Recorded data:
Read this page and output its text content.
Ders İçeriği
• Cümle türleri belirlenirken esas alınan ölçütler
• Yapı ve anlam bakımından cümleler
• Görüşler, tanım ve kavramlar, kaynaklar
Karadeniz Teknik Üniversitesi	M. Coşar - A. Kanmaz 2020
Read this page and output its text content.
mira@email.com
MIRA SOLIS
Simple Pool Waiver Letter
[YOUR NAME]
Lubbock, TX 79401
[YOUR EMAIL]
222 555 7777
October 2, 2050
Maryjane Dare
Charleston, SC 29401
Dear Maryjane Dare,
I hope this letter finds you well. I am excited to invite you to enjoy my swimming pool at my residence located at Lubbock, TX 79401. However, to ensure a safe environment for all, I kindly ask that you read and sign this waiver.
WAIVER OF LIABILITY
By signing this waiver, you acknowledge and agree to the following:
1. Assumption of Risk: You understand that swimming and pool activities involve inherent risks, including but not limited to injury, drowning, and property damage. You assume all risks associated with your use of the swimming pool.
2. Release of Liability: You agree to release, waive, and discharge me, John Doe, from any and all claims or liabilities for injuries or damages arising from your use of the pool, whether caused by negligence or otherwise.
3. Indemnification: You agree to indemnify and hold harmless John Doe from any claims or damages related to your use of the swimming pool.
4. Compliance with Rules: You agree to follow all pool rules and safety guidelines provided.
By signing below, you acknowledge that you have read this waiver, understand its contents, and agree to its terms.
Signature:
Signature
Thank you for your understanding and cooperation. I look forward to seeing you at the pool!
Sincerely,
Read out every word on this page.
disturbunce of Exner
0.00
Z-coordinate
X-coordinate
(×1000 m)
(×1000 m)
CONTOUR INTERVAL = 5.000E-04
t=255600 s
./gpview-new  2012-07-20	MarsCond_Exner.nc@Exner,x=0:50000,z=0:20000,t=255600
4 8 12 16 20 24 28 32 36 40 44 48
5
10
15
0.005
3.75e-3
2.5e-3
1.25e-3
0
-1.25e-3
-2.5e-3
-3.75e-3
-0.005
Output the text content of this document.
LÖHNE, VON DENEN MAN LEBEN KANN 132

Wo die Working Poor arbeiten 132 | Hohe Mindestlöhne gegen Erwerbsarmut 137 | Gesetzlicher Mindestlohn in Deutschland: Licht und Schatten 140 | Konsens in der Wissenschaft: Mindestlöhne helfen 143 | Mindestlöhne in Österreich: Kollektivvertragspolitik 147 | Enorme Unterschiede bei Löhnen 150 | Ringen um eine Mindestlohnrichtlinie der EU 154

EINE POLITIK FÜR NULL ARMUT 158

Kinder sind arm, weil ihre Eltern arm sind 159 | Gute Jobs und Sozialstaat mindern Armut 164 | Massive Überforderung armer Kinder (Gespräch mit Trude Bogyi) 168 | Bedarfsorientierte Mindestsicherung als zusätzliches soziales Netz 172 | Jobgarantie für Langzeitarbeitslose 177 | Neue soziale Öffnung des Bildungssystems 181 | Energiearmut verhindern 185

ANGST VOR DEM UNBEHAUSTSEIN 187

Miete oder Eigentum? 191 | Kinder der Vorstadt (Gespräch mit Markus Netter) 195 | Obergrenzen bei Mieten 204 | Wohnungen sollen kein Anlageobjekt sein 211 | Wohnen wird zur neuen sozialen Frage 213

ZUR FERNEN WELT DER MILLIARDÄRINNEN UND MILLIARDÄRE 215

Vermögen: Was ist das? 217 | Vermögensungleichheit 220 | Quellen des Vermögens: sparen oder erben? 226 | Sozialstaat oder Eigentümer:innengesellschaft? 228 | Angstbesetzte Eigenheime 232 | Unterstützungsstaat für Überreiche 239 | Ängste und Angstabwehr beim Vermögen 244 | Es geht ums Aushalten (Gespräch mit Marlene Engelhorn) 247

> What is asked
Print the listing above in its entirety, with every line exact.

> Final result
Read this page and output its text content.
Ders İçeriği
• Cümle türleri belirlenirken esas alınan ölçütler
• Yapı ve anlam bakımından cümleler
• Görüşler, tanım ve kavramlar, kaynaklar
Karadeniz Teknik Üniversitesi	M. Coşar - A. Kanmaz 2020
Read this page and output its text content.
mira@email.com
MIRA SOLIS
Simple Pool Waiver Letter
[YOUR NAME]
Lubbock, TX 79401
[YOUR EMAIL]
222 555 7777
October 2, 2050
Maryjane Dare
Charleston, SC 29401
Dear Maryjane Dare,
I hope this letter finds you well. I am excited to invite you to enjoy my swimming pool at my residence located at Lubbock, TX 79401. However, to ensure a safe environment for all, I kindly ask that you read and sign this waiver.
WAIVER OF LIABILITY
By signing this waiver, you acknowledge and agree to the following:
1. Assumption of Risk: You understand that swimming and pool activities involve inherent risks, including but not limited to injury, drowning, and property damage. You assume all risks associated with your use of the swimming pool.
2. Release of Liability: You agree to release, waive, and discharge me, John Doe, from any and all claims or liabilities for injuries or damages arising from your use of the pool, whether caused by negligence or otherwise.
3. Indemnification: You agree to indemnify and hold harmless John Doe from any claims or damages related to your use of the swimming pool.
4. Compliance with Rules: You agree to follow all pool rules and safety guidelines provided.
By signing below, you acknowledge that you have read this waiver, understand its contents, and agree to its terms.
Signature:
Signature
Thank you for your understanding and cooperation. I look forward to seeing you at the pool!
Sincerely,
Read out every word on this page.
disturbunce of Exner
0.00
Z-coordinate
X-coordinate
(×1000 m)
(×1000 m)
CONTOUR INTERVAL = 5.000E-04
t=255600 s
./gpview-new  2012-07-20	MarsCond_Exner.nc@Exner,x=0:50000,z=0:20000,t=255600
4 8 12 16 20 24 28 32 36 40 44 48
5
10
15
0.005
3.75e-3
2.5e-3
1.25e-3
0
-1.25e-3
-2.5e-3
-3.75e-3
-0.005
Output the text content of this document.
LÖHNE, VON DENEN MAN LEBEN KANN 132

Wo die Working Poor arbeiten 132 | Hohe Mindestlöhne gegen Erwerbsarmut 137 | Gesetzlicher Mindestlohn in Deutschland: Licht und Schatten 140 | Konsens in der Wissenschaft: Mindestlöhne helfen 143 | Mindestlöhne in Österreich: Kollektivvertragspolitik 147 | Enorme Unterschiede bei Löhnen 150 | Ringen um eine Mindestlohnrichtlinie der EU 154

EINE POLITIK FÜR NULL ARMUT 158

Kinder sind arm, weil ihre Eltern arm sind 159 | Gute Jobs und Sozialstaat mindern Armut 164 | Massive Überforderung armer Kinder (Gespräch mit Trude Bogyi) 168 | Bedarfsorientierte Mindestsicherung als zusätzliches soziales Netz 172 | Jobgarantie für Langzeitarbeitslose 177 | Neue soziale Öffnung des Bildungssystems 181 | Energiearmut verhindern 185

ANGST VOR DEM UNBEHAUSTSEIN 187

Miete oder Eigentum? 191 | Kinder der Vorstadt (Gespräch mit Markus Netter) 195 | Obergrenzen bei Mieten 204 | Wohnungen sollen kein Anlageobjekt sein 211 | Wohnen wird zur neuen sozialen Frage 213

ZUR FERNEN WELT DER MILLIARDÄRINNEN UND MILLIARDÄRE 215

Vermögen: Was ist das? 217 | Vermögensungleichheit 220 | Quellen des Vermögens: sparen oder erben? 226 | Sozialstaat oder Eigentümer:innengesellschaft? 228 | Angstbesetzte Eigenheime 232 | Unterstützungsstaat für Überreiche 239 | Ängste und Angstabwehr beim Vermögen 244 | Es geht ums Aushalten (Gespräch mit Marlene Engelhorn) 247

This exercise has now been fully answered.